Start Records shown

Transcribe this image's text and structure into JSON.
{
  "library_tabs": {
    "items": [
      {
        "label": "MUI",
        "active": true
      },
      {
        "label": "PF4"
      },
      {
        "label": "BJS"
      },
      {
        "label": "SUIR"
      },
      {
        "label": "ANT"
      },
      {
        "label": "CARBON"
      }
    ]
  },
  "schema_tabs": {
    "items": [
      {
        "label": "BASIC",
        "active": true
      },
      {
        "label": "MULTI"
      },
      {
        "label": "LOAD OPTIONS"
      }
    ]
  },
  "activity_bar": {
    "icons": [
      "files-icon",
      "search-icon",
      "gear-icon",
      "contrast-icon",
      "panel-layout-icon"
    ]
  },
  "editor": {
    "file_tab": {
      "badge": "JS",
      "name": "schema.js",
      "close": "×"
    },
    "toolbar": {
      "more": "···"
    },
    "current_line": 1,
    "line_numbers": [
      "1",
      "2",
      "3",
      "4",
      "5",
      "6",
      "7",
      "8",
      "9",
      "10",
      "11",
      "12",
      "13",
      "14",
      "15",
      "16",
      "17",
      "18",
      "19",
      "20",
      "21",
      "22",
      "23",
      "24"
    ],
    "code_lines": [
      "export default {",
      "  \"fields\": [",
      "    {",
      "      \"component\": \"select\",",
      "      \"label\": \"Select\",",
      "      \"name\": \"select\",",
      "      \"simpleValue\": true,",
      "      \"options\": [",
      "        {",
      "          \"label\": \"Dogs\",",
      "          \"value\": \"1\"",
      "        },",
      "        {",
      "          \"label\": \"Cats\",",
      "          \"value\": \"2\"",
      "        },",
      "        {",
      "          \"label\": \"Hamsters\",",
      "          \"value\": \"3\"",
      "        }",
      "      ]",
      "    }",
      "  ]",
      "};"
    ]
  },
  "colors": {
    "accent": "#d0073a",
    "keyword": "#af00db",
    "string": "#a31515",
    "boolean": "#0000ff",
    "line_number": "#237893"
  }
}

End Records shown

__To be done__:
Your task is to print the whole listing again exactly.

__Reply to the task__:
Transcribe this image's text and structure into JSON.
{
  "library_tabs": {
    "items": [
      {
        "label": "MUI",
        "active": true
      },
      {
        "label": "PF4"
      },
      {
        "label": "BJS"
      },
      {
        "label": "SUIR"
      },
      {
        "label": "ANT"
      },
      {
        "label": "CARBON"
      }
    ]
  },
  "schema_tabs": {
    "items": [
      {
        "label": "BASIC",
        "active": true
      },
      {
        "label": "MULTI"
      },
      {
        "label": "LOAD OPTIONS"
      }
    ]
  },
  "activity_bar": {
    "icons": [
      "files-icon",
      "search-icon",
      "gear-icon",
      "contrast-icon",
      "panel-layout-icon"
    ]
  },
  "editor": {
    "file_tab": {
      "badge": "JS",
      "name": "schema.js",
      "close": "×"
    },
    "toolbar": {
      "more": "···"
    },
    "current_line": 1,
    "line_numbers": [
      "1",
      "2",
      "3",
      "4",
      "5",
      "6",
      "7",
      "8",
      "9",
      "10",
      "11",
      "12",
      "13",
      "14",
      "15",
      "16",
      "17",
      "18",
      "19",
      "20",
      "21",
      "22",
      "23",
      "24"
    ],
    "code_lines": [
      "export default {",
      "  \"fields\": [",
      "    {",
      "      \"component\": \"select\",",
      "      \"label\": \"Select\",",
      "      \"name\": \"select\",",
      "      \"simpleValue\": true,",
      "      \"options\": [",
      "        {",
      "          \"label\": \"Dogs\",",
      "          \"value\": \"1\"",
      "        },",
      "        {",
      "          \"label\": \"Cats\",",
      "          \"value\": \"2\"",
      "        },",
      "        {",
      "          \"label\": \"Hamsters\",",
      "          \"value\": \"3\"",
      "        }",
      "      ]",
      "    }",
      "  ]",
      "};"
    ]
  },
  "colors": {
    "accent": "#d0073a",
    "keyword": "#af00db",
    "string": "#a31515",
    "boolean": "#0000ff",
    "line_number": "#237893"
  }
}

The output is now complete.